* **Excerpt from a dataset**:
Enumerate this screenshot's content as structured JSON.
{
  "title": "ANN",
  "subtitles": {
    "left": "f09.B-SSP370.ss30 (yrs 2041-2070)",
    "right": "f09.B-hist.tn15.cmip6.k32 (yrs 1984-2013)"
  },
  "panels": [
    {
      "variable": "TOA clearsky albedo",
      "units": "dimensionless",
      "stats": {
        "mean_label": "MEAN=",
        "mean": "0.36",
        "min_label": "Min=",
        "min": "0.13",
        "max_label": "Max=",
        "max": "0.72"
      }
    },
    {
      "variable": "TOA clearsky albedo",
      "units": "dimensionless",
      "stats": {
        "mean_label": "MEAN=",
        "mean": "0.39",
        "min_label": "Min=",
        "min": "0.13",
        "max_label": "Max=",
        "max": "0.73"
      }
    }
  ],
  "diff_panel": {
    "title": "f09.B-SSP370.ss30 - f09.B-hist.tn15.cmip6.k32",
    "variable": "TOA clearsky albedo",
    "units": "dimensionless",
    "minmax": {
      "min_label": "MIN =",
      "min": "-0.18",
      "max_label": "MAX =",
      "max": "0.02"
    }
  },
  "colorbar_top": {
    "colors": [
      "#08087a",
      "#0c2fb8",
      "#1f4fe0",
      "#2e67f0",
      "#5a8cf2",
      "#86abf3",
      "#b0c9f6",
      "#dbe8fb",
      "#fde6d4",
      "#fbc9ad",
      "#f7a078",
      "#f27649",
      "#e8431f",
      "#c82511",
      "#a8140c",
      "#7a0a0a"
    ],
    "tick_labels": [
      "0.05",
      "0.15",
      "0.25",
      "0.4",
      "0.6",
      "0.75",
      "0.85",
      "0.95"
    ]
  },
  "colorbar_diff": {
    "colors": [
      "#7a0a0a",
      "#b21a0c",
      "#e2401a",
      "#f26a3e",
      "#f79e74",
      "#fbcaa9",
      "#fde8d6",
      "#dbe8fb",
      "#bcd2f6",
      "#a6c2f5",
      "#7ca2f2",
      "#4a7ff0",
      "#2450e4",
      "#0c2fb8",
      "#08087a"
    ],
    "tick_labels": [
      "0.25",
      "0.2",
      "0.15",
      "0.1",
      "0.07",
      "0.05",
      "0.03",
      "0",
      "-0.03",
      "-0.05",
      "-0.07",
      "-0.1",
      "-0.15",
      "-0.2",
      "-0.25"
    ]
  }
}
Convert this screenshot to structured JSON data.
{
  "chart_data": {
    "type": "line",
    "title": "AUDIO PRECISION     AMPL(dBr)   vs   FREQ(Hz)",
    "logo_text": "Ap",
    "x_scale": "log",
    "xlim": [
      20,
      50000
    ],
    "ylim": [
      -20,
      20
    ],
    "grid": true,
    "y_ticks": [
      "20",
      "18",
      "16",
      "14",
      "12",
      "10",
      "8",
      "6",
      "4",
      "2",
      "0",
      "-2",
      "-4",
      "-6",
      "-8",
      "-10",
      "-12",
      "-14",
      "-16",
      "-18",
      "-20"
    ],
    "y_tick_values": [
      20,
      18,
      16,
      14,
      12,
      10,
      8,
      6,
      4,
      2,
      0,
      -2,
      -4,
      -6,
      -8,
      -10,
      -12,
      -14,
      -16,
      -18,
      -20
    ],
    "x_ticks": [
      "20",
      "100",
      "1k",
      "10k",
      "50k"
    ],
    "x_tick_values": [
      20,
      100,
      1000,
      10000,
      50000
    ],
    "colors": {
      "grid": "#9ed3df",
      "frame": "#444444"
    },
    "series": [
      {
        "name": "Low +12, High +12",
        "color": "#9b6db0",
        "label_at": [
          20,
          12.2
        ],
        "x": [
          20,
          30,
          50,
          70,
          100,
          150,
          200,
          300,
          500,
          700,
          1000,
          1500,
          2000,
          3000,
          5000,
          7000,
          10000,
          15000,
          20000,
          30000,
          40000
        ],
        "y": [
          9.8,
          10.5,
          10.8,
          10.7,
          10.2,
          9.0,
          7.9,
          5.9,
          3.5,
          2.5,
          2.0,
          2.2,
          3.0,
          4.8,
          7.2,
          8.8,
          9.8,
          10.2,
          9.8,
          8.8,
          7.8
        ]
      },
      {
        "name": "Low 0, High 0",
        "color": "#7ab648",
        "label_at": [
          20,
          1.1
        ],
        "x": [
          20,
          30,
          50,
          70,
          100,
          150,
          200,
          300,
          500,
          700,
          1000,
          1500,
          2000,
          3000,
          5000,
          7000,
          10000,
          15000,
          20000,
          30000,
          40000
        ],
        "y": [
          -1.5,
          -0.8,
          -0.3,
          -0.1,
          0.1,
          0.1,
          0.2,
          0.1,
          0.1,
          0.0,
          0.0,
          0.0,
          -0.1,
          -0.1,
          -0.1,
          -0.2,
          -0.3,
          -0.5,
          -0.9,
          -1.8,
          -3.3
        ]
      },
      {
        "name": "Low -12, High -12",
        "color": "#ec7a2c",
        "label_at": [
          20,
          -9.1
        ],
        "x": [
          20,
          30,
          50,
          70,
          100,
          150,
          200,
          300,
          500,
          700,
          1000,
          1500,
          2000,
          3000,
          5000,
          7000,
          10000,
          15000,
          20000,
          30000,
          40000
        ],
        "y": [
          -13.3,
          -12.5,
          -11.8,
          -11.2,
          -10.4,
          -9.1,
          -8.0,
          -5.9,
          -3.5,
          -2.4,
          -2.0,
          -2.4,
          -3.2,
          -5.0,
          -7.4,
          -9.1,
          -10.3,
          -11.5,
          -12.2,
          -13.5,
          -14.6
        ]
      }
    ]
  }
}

* **EXERCISE INSTRUCTIONS**: Each line of the material should be echoed exactly.

* **TASK RESULT**:
Enumerate this screenshot's content as structured JSON.
{
  "title": "ANN",
  "subtitles": {
    "left": "f09.B-SSP370.ss30 (yrs 2041-2070)",
    "right": "f09.B-hist.tn15.cmip6.k32 (yrs 1984-2013)"
  },
  "panels": [
    {
      "variable": "TOA clearsky albedo",
      "units": "dimensionless",
      "stats": {
        "mean_label": "MEAN=",
        "mean": "0.36",
        "min_label": "Min=",
        "min": "0.13",
        "max_label": "Max=",
        "max": "0.72"
      }
    },
    {
      "variable": "TOA clearsky albedo",
      "units": "dimensionless",
      "stats": {
        "mean_label": "MEAN=",
        "mean": "0.39",
        "min_label": "Min=",
        "min": "0.13",
        "max_label": "Max=",
        "max": "0.73"
      }
    }
  ],
  "diff_panel": {
    "title": "f09.B-SSP370.ss30 - f09.B-hist.tn15.cmip6.k32",
    "variable": "TOA clearsky albedo",
    "units": "dimensionless",
    "minmax": {
      "min_label": "MIN =",
      "min": "-0.18",
      "max_label": "MAX =",
      "max": "0.02"
    }
  },
  "colorbar_top": {
    "colors": [
      "#08087a",
      "#0c2fb8",
      "#1f4fe0",
      "#2e67f0",
      "#5a8cf2",
      "#86abf3",
      "#b0c9f6",
      "#dbe8fb",
      "#fde6d4",
      "#fbc9ad",
      "#f7a078",
      "#f27649",
      "#e8431f",
      "#c82511",
      "#a8140c",
      "#7a0a0a"
    ],
    "tick_labels": [
      "0.05",
      "0.15",
      "0.25",
      "0.4",
      "0.6",
      "0.75",
      "0.85",
      "0.95"
    ]
  },
  "colorbar_diff": {
    "colors": [
      "#7a0a0a",
      "#b21a0c",
      "#e2401a",
      "#f26a3e",
      "#f79e74",
      "#fbcaa9",
      "#fde8d6",
      "#dbe8fb",
      "#bcd2f6",
      "#a6c2f5",
      "#7ca2f2",
      "#4a7ff0",
      "#2450e4",
      "#0c2fb8",
      "#08087a"
    ],
    "tick_labels": [
      "0.25",
      "0.2",
      "0.15",
      "0.1",
      "0.07",
      "0.05",
      "0.03",
      "0",
      "-0.03",
      "-0.05",
      "-0.07",
      "-0.1",
      "-0.15",
      "-0.2",
      "-0.25"
    ]
  }
}
Convert this screenshot to structured JSON data.
{
  "chart_data": {
    "type": "line",
    "title": "AUDIO PRECISION     AMPL(dBr)   vs   FREQ(Hz)",
    "logo_text": "Ap",
    "x_scale": "log",
    "xlim": [
      20,
      50000
    ],
    "ylim": [
      -20,
      20
    ],
    "grid": true,
    "y_ticks": [
      "20",
      "18",
      "16",
      "14",
      "12",
      "10",
      "8",
      "6",
      "4",
      "2",
      "0",
      "-2",
      "-4",
      "-6",
      "-8",
      "-10",
      "-12",
      "-14",
      "-16",
      "-18",
      "-20"
    ],
    "y_tick_values": [
      20,
      18,
      16,
      14,
      12,
      10,
      8,
      6,
      4,
      2,
      0,
      -2,
      -4,
      -6,
      -8,
      -10,
      -12,
      -14,
      -16,
      -18,
      -20
    ],
    "x_ticks": [
      "20",
      "100",
      "1k",
      "10k",
      "50k"
    ],
    "x_tick_values": [
      20,
      100,
      1000,
      10000,
      50000
    ],
    "colors": {
      "grid": "#9ed3df",
      "frame": "#444444"
    },
    "series": [
      {
        "name": "Low +12, High +12",
        "color": "#9b6db0",
        "label_at": [
          20,
          12.2
        ],
        "x": [
          20,
          30,
          50,
          70,
          100,
          150,
          200,
          300,
          500,
          700,
          1000,
          1500,
          2000,
          3000,
          5000,
          7000,
          10000,
          15000,
          20000,
          30000,
          40000
        ],
        "y": [
          9.8,
          10.5,
          10.8,
          10.7,
          10.2,
          9.0,
          7.9,
          5.9,
          3.5,
          2.5,
          2.0,
          2.2,
          3.0,
          4.8,
          7.2,
          8.8,
          9.8,
          10.2,
          9.8,
          8.8,
          7.8
        ]
      },
      {
        "name": "Low 0, High 0",
        "color": "#7ab648",
        "label_at": [
          20,
          1.1
        ],
        "x": [
          20,
          30,
          50,
          70,
          100,
          150,
          200,
          300,
          500,
          700,
          1000,
          1500,
          2000,
          3000,
          5000,
          7000,
          10000,
          15000,
          20000,
          30000,
          40000
        ],
        "y": [
          -1.5,
          -0.8,
          -0.3,
          -0.1,
          0.1,
          0.1,
          0.2,
          0.1,
          0.1,
          0.0,
          0.0,
          0.0,
          -0.1,
          -0.1,
          -0.1,
          -0.2,
          -0.3,
          -0.5,
          -0.9,
          -1.8,
          -3.3
        ]
      },
      {
        "name": "Low -12, High -12",
        "color": "#ec7a2c",
        "label_at": [
          20,
          -9.1
        ],
        "x": [
          20,
          30,
          50,
          70,
          100,
          150,
          200,
          300,
          500,
          700,
          1000,
          1500,
          2000,
          3000,
          5000,
          7000,
          10000,
          15000,
          20000,
          30000,
          40000
        ],
        "y": [
          -13.3,
          -12.5,
          -11.8,
          -11.2,
          -10.4,
          -9.1,
          -8.0,
          -5.9,
          -3.5,
          -2.4,
          -2.0,
          -2.4,
          -3.2,
          -5.0,
          -7.4,
          -9.1,
          -10.3,
          -11.5,
          -12.2,
          -13.5,
          -14.6
        ]
      }
    ]
  }
}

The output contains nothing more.